◆ Supplied material ◆
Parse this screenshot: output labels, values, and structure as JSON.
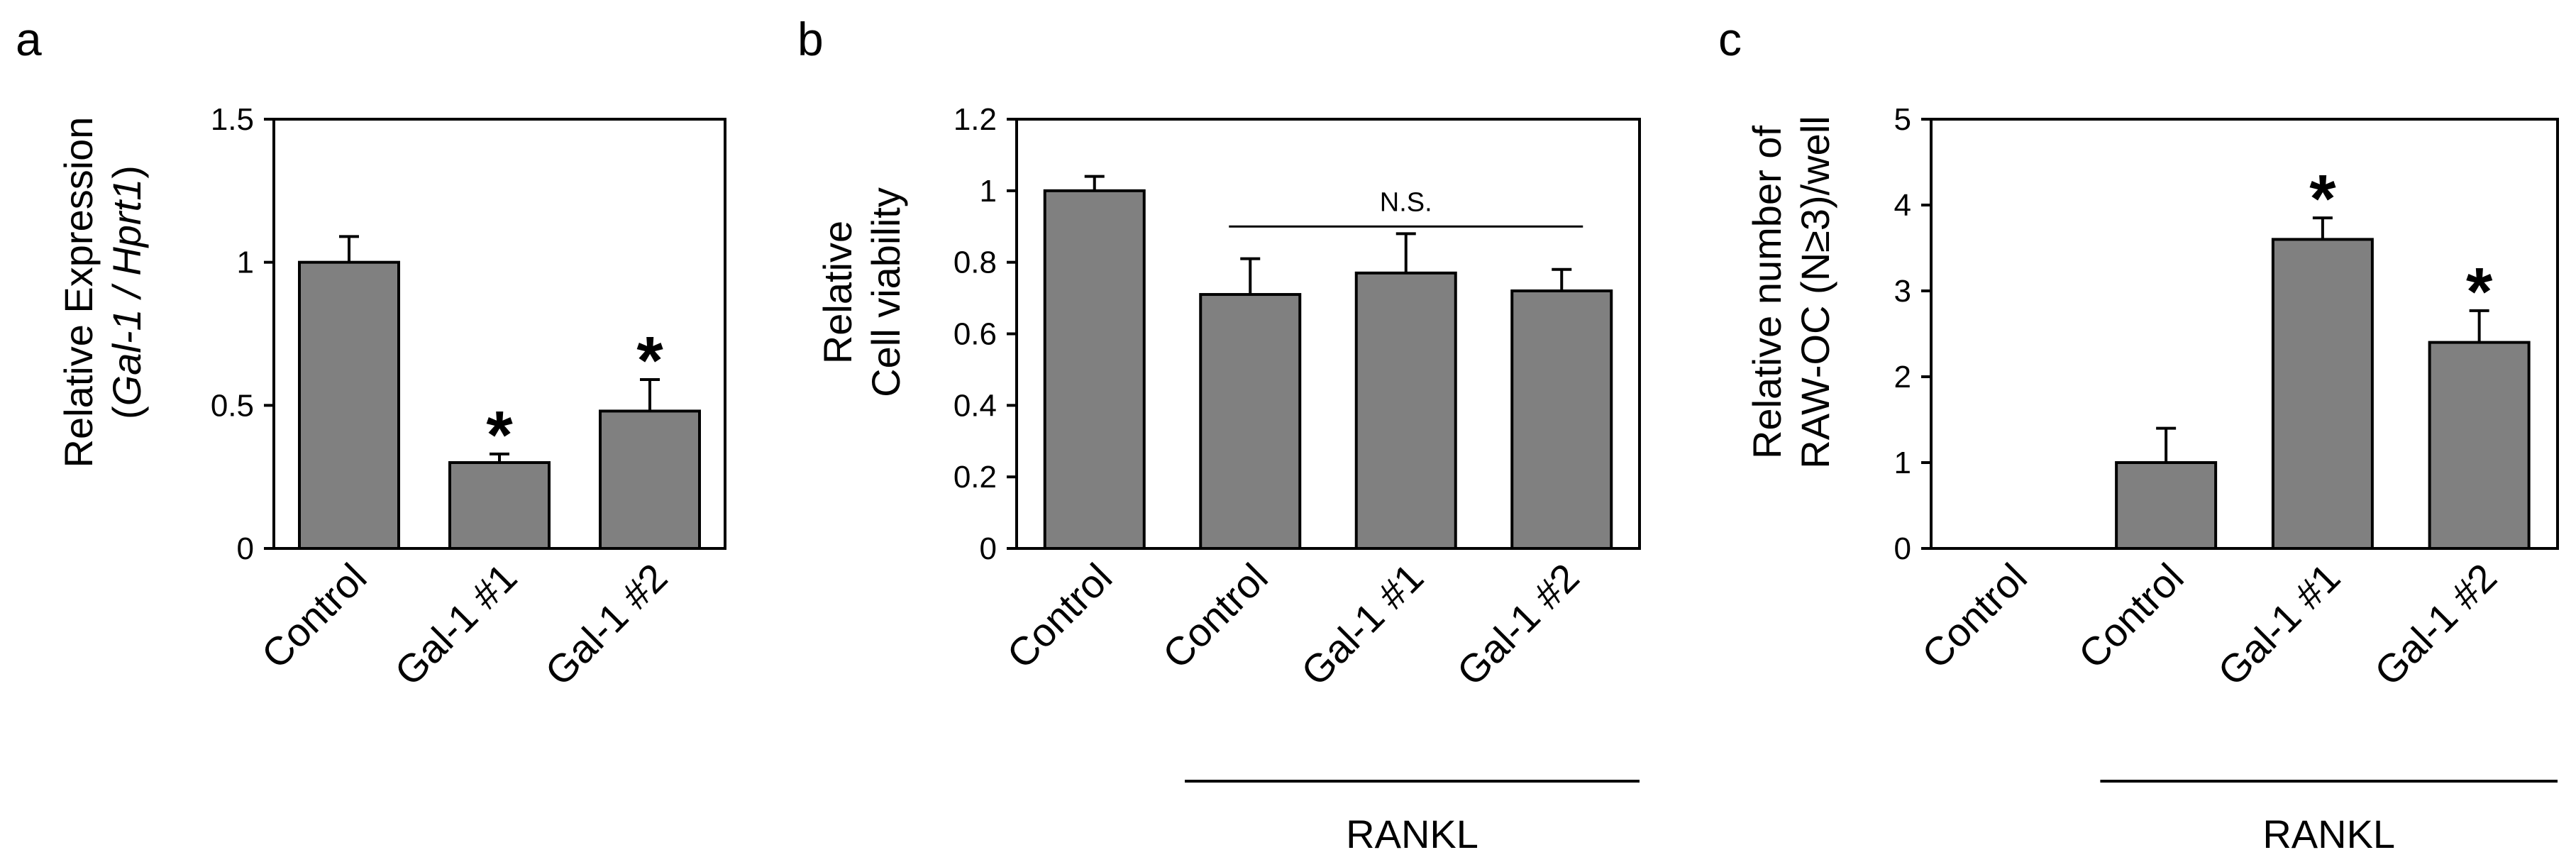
{
  "colors": {
    "bar": "#808080",
    "axis": "#000000"
  },
  "chart_data": [
    {
      "panel": "a",
      "type": "bar",
      "categories": [
        "Control",
        "Gal-1 #1",
        "Gal-1 #2"
      ],
      "values": [
        1.0,
        0.3,
        0.48
      ],
      "errors": [
        0.09,
        0.03,
        0.11
      ],
      "significance": [
        "",
        "*",
        "*"
      ],
      "ylabel_line1": "Relative Expression",
      "ylabel_line2_parts": [
        "(",
        "Gal-1 / Hprt1",
        ")"
      ],
      "yticks": [
        "0",
        "0.5",
        "1",
        "1.5"
      ],
      "ylim": [
        0,
        1.5
      ],
      "group": null
    },
    {
      "panel": "b",
      "type": "bar",
      "categories": [
        "Control",
        "Control",
        "Gal-1 #1",
        "Gal-1 #2"
      ],
      "values": [
        1.0,
        0.71,
        0.77,
        0.72
      ],
      "errors": [
        0.04,
        0.1,
        0.11,
        0.06
      ],
      "significance": [
        "",
        "",
        "",
        ""
      ],
      "ylabel_line1": "Relative",
      "ylabel_line2": "Cell viability",
      "yticks": [
        "0",
        "0.2",
        "0.4",
        "0.6",
        "0.8",
        "1",
        "1.2"
      ],
      "ylim": [
        0,
        1.2
      ],
      "annotation": {
        "text": "N.S.",
        "from_index": 1,
        "to_index": 3,
        "y": 0.9
      },
      "group": {
        "label": "RANKL",
        "from_index": 1,
        "to_index": 3
      }
    },
    {
      "panel": "c",
      "type": "bar",
      "categories": [
        "Control",
        "Control",
        "Gal-1 #1",
        "Gal-1 #2"
      ],
      "values": [
        0,
        1.0,
        3.6,
        2.4
      ],
      "errors": [
        0,
        0.4,
        0.25,
        0.37
      ],
      "significance": [
        "",
        "",
        "*",
        "*"
      ],
      "ylabel_line1": "Relative number of",
      "ylabel_line2": "RAW-OC (N≥3)/well",
      "yticks": [
        "0",
        "1",
        "2",
        "3",
        "4",
        "5"
      ],
      "ylim": [
        0,
        5
      ],
      "group": {
        "label": "RANKL",
        "from_index": 1,
        "to_index": 3
      }
    }
  ]
}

◆ Exercise brief ◆
Copy the whole of the material above exactly, but not its images.

◆ In response ◆
Parse this screenshot: output labels, values, and structure as JSON.
{
  "colors": {
    "bar": "#808080",
    "axis": "#000000"
  },
  "chart_data": [
    {
      "panel": "a",
      "type": "bar",
      "categories": [
        "Control",
        "Gal-1 #1",
        "Gal-1 #2"
      ],
      "values": [
        1.0,
        0.3,
        0.48
      ],
      "errors": [
        0.09,
        0.03,
        0.11
      ],
      "significance": [
        "",
        "*",
        "*"
      ],
      "ylabel_line1": "Relative Expression",
      "ylabel_line2_parts": [
        "(",
        "Gal-1 / Hprt1",
        ")"
      ],
      "yticks": [
        "0",
        "0.5",
        "1",
        "1.5"
      ],
      "ylim": [
        0,
        1.5
      ],
      "group": null
    },
    {
      "panel": "b",
      "type": "bar",
      "categories": [
        "Control",
        "Control",
        "Gal-1 #1",
        "Gal-1 #2"
      ],
      "values": [
        1.0,
        0.71,
        0.77,
        0.72
      ],
      "errors": [
        0.04,
        0.1,
        0.11,
        0.06
      ],
      "significance": [
        "",
        "",
        "",
        ""
      ],
      "ylabel_line1": "Relative",
      "ylabel_line2": "Cell viability",
      "yticks": [
        "0",
        "0.2",
        "0.4",
        "0.6",
        "0.8",
        "1",
        "1.2"
      ],
      "ylim": [
        0,
        1.2
      ],
      "annotation": {
        "text": "N.S.",
        "from_index": 1,
        "to_index": 3,
        "y": 0.9
      },
      "group": {
        "label": "RANKL",
        "from_index": 1,
        "to_index": 3
      }
    },
    {
      "panel": "c",
      "type": "bar",
      "categories": [
        "Control",
        "Control",
        "Gal-1 #1",
        "Gal-1 #2"
      ],
      "values": [
        0,
        1.0,
        3.6,
        2.4
      ],
      "errors": [
        0,
        0.4,
        0.25,
        0.37
      ],
      "significance": [
        "",
        "",
        "*",
        "*"
      ],
      "ylabel_line1": "Relative number of",
      "ylabel_line2": "RAW-OC (N≥3)/well",
      "yticks": [
        "0",
        "1",
        "2",
        "3",
        "4",
        "5"
      ],
      "ylim": [
        0,
        5
      ],
      "group": {
        "label": "RANKL",
        "from_index": 1,
        "to_index": 3
      }
    }
  ]
}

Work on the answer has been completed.